-- Begin Document --
By ZHANG RUINAN | China Daily | Updated: 2019-04-15 09:15
A general view of the US Internal Revenue Service (IRS) building in Washington, May 27, 2015. [Photo/Agencies]

"I'm calling from the IRS, you owe us thousands of dollars on your taxes. If you don't pay it now, the local police will come to your house and arrest you."

Millions of people living in the US have received this type of robocall impersonation of employees of the Internal Revenue Service, or IRS, as the deadline for filing US taxes falls on April 15.

"What happens is that these people will tell you, 'I'm from the IRS, and you owe us money, you have to pay it right away by debit card, bitcoin or by wire'," Claire Rosenzweig, president of the Better Business Bureau of Metropolitan New York, told China Daily. "If they say they're from Social Security, they might say that your Social Security number has been involved with a crime. It's not true. The main thing when you get a call like that is to hang up."

Nearly 48 billion robocalls were made to US residents last year, according to a Federal Communications Commission report released in February. Nearly 50 percent of those calls were from scammers. The report also noted that the number of complaints about illegal robocalls has been increasing, jumping from 172,000 in 2015 to 232,000 in 2018.

YouMail, a company that collects and analyzes calls through its robocall blocking service, estimates that last month alone there were 5.23 billion robocalls made to the US, the most ever in one month.

Robocalls are a global problem. Last year there were an estimated 85 billion calls globally-an increase of 325 percent from a year ago-with bank account, credit card and extortion being common scams, according to a report by Hiya, a company that makes apps to fend off unwanted calls.

The US Federal Trade Commission says 35,000 victims of robocall scams in 2018 lost about $10 million. Among 1.4 billion fraud reports last year, more than one-third involved impostor scams, and government scams cost the US nearly $488 million in total, according to the agency.

"Immigrants can be easy targets of scammers because they are afraid of being arrested and getting a criminal record," Kathy Liu, a lawyer based in New York told China Daily. "Especially for those who are on their way to becoming a US citizen, they don't want to get any criminal record."

Since December 2017, a robocall scheme targeting people with Chinese last names, in which the caller pretends to be Chinese embassy staffer and demands money has led to more than 350 victim complaints and taken $40 million from those victims, according to the FBI's Internet Crime Complaint Center.

US lawmakers have noticed the surge in scam robocalls. Last week, a Senate panel advanced legislation that would increase the fine on illegal scam robocalls and give the federal government authority to fine offenders up to $10,000 per call.
-- End Document --
-- Begin Provided records --
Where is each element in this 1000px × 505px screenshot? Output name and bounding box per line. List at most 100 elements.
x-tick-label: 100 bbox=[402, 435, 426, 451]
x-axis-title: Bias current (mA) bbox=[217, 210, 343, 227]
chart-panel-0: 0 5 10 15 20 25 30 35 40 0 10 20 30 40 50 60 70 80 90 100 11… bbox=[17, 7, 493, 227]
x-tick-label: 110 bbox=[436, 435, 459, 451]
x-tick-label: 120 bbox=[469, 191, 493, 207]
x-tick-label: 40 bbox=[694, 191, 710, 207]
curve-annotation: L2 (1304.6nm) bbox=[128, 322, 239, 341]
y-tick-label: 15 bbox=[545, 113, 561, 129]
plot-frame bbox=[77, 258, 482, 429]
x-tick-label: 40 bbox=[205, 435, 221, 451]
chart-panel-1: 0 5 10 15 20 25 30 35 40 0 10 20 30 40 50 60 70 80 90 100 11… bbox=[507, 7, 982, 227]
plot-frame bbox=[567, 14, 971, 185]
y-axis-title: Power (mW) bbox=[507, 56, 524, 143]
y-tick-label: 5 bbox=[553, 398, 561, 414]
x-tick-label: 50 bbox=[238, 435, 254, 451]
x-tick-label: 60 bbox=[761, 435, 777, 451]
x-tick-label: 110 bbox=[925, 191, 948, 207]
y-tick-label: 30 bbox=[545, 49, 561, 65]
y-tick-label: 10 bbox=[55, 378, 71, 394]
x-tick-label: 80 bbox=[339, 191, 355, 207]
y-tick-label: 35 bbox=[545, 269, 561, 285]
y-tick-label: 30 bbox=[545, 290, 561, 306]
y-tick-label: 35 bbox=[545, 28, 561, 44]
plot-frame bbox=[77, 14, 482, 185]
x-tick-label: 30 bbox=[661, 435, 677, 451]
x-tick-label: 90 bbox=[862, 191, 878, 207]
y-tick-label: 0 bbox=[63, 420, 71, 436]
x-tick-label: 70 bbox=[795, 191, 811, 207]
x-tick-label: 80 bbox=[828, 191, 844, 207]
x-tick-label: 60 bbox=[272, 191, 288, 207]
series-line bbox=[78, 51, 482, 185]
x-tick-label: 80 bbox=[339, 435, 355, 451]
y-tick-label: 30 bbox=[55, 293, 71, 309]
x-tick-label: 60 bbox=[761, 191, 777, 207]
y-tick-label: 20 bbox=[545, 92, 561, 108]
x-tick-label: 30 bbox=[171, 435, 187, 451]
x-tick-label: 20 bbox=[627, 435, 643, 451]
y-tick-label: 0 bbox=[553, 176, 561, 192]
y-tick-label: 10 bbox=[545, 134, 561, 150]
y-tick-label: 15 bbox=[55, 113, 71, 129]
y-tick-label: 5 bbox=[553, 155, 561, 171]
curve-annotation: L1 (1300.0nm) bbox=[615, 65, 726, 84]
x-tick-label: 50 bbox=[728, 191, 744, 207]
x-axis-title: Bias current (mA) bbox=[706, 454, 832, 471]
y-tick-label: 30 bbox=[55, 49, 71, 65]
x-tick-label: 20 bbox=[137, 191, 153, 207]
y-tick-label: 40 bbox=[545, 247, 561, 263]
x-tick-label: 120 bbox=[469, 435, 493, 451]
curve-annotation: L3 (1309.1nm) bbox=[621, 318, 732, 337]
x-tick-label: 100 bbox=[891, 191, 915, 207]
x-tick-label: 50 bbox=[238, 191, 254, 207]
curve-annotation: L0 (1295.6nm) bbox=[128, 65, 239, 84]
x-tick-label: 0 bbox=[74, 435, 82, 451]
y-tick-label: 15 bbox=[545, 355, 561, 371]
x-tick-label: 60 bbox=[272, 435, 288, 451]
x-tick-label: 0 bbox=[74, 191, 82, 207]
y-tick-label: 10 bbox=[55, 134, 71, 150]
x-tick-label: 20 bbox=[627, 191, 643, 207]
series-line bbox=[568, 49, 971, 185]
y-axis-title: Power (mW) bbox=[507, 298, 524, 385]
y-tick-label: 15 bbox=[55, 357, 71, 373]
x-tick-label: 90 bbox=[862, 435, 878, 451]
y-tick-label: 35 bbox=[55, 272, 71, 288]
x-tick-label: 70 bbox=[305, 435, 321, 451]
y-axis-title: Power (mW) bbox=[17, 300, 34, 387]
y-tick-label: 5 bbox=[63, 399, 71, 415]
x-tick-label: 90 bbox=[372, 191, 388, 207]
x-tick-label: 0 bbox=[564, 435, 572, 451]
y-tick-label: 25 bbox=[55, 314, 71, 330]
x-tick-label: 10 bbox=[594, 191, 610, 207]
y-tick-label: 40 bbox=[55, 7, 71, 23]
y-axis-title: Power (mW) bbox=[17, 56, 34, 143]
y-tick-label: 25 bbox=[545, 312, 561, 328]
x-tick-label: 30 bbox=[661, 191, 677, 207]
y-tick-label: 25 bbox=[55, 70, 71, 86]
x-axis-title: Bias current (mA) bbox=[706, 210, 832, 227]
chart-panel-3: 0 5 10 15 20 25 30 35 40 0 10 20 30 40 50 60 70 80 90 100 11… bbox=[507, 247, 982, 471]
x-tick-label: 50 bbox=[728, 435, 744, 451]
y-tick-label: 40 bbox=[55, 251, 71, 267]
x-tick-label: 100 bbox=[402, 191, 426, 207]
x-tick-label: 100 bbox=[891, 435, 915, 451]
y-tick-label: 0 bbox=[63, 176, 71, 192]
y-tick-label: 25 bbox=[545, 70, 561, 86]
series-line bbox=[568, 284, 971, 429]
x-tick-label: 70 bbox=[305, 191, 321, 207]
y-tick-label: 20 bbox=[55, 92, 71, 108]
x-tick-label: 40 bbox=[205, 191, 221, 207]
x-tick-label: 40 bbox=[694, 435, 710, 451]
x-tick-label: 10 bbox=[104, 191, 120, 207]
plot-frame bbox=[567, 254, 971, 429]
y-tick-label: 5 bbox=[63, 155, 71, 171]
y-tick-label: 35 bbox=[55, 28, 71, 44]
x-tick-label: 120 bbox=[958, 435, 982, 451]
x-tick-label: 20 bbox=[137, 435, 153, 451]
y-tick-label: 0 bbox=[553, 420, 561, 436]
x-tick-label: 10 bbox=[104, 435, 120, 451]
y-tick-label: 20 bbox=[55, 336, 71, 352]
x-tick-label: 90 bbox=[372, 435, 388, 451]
-- End Provided records --
Stated exercise A
Retype the part of the robocall article between "YouMail, a company" and "off unwanted calls.", inclusive.
Stated exercise B
Answer these questions from the robocall article:
(i) According to the Federal Communications Commission report, about how many robocalls were made to US residents last year?
(ii) How many robocalls does YouMail estimate were made to the US last month?
(iii) Under the legislation a Senate panel advanced, up to how much could the federal government fine offenders per call?

Complete answer A
YouMail, a company that collects and analyzes calls through its robocall blocking service, estimates that last month alone there were 5.23 billion robocalls made to the US, the most ever in one month.

Robocalls are a global problem. Last year there were an estimated 85 billion calls globally-an increase of 325 percent from a year ago-with bank account, credit card and extortion being common scams, according to a report by Hiya, a company that makes apps to fend off unwanted calls.

Complete answer B
(i) Nearly 48 billion.
(ii) 5.23 billion.
(iii) Up to $10,000 per call.